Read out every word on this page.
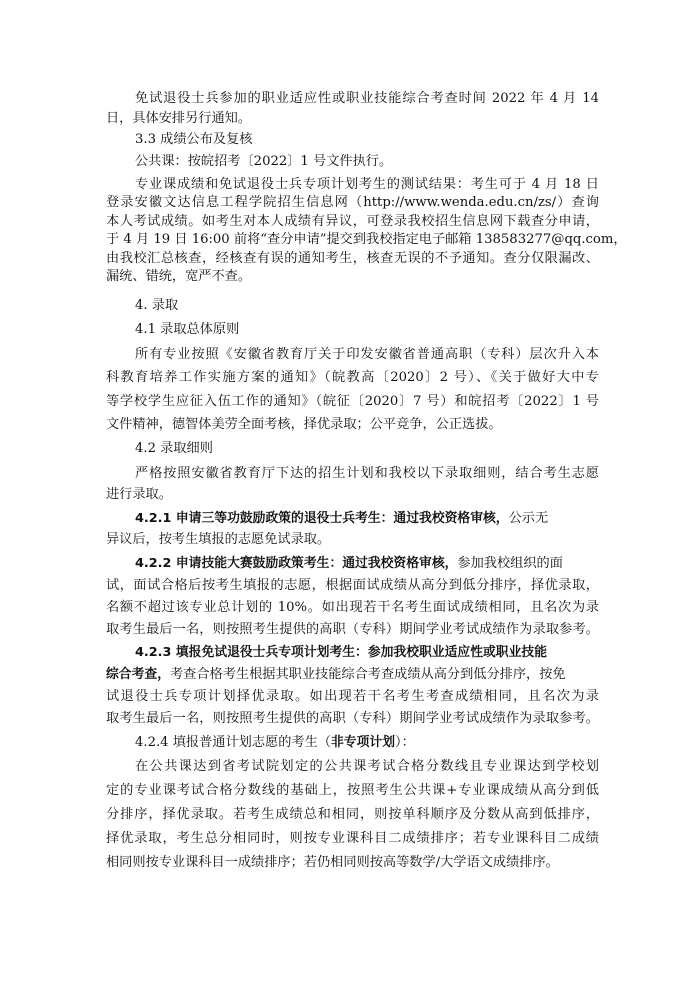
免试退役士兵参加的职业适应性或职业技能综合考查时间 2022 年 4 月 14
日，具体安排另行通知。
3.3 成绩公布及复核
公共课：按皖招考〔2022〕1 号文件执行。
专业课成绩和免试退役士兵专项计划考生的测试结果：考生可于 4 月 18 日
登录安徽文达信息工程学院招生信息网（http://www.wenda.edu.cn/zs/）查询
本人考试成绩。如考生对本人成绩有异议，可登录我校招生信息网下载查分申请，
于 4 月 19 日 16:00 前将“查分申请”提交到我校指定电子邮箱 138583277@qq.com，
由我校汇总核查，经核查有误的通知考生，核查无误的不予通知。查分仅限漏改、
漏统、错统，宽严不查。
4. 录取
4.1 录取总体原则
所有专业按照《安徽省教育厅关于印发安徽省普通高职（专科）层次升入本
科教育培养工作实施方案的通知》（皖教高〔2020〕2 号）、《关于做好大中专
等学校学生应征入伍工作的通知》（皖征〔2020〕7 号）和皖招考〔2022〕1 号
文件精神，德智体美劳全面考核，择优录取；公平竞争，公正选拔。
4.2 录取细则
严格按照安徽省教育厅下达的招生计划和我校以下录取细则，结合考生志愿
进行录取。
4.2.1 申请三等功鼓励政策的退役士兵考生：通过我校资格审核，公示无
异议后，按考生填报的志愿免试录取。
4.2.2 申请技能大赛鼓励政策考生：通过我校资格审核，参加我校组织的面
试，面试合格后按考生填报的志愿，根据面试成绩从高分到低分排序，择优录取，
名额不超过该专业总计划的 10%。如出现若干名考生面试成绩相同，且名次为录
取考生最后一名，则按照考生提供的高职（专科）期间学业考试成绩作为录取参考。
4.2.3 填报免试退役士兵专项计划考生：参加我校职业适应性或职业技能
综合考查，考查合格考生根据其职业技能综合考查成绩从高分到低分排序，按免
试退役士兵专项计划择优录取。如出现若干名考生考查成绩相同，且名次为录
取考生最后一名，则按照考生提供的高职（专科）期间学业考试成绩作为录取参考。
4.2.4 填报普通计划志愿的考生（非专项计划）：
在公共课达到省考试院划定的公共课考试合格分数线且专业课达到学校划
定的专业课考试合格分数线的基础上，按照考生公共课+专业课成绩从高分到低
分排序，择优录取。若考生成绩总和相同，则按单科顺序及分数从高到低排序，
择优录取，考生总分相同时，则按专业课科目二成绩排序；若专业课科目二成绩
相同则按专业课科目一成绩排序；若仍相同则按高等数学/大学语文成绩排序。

**********

Write out the listing word for word, omitting the pictures it holds.

Read out every word on this page.
免试退役士兵参加的职业适应性或职业技能综合考查时间 2022 年 4 月 14
日，具体安排另行通知。
3.3 成绩公布及复核
公共课：按皖招考〔2022〕1 号文件执行。
专业课成绩和免试退役士兵专项计划考生的测试结果：考生可于 4 月 18 日
登录安徽文达信息工程学院招生信息网（http://www.wenda.edu.cn/zs/）查询
本人考试成绩。如考生对本人成绩有异议，可登录我校招生信息网下载查分申请，
于 4 月 19 日 16:00 前将“查分申请”提交到我校指定电子邮箱 138583277@qq.com，
由我校汇总核查，经核查有误的通知考生，核查无误的不予通知。查分仅限漏改、
漏统、错统，宽严不查。
4. 录取
4.1 录取总体原则
所有专业按照《安徽省教育厅关于印发安徽省普通高职（专科）层次升入本
科教育培养工作实施方案的通知》（皖教高〔2020〕2 号）、《关于做好大中专
等学校学生应征入伍工作的通知》（皖征〔2020〕7 号）和皖招考〔2022〕1 号
文件精神，德智体美劳全面考核，择优录取；公平竞争，公正选拔。
4.2 录取细则
严格按照安徽省教育厅下达的招生计划和我校以下录取细则，结合考生志愿
进行录取。
4.2.1 申请三等功鼓励政策的退役士兵考生：通过我校资格审核，公示无
异议后，按考生填报的志愿免试录取。
4.2.2 申请技能大赛鼓励政策考生：通过我校资格审核，参加我校组织的面
试，面试合格后按考生填报的志愿，根据面试成绩从高分到低分排序，择优录取，
名额不超过该专业总计划的 10%。如出现若干名考生面试成绩相同，且名次为录
取考生最后一名，则按照考生提供的高职（专科）期间学业考试成绩作为录取参考。
4.2.3 填报免试退役士兵专项计划考生：参加我校职业适应性或职业技能
综合考查，考查合格考生根据其职业技能综合考查成绩从高分到低分排序，按免
试退役士兵专项计划择优录取。如出现若干名考生考查成绩相同，且名次为录
取考生最后一名，则按照考生提供的高职（专科）期间学业考试成绩作为录取参考。
4.2.4 填报普通计划志愿的考生（非专项计划）：
在公共课达到省考试院划定的公共课考试合格分数线且专业课达到学校划
定的专业课考试合格分数线的基础上，按照考生公共课+专业课成绩从高分到低
分排序，择优录取。若考生成绩总和相同，则按单科顺序及分数从高到低排序，
择优录取，考生总分相同时，则按专业课科目二成绩排序；若专业课科目二成绩
相同则按专业课科目一成绩排序；若仍相同则按高等数学/大学语文成绩排序。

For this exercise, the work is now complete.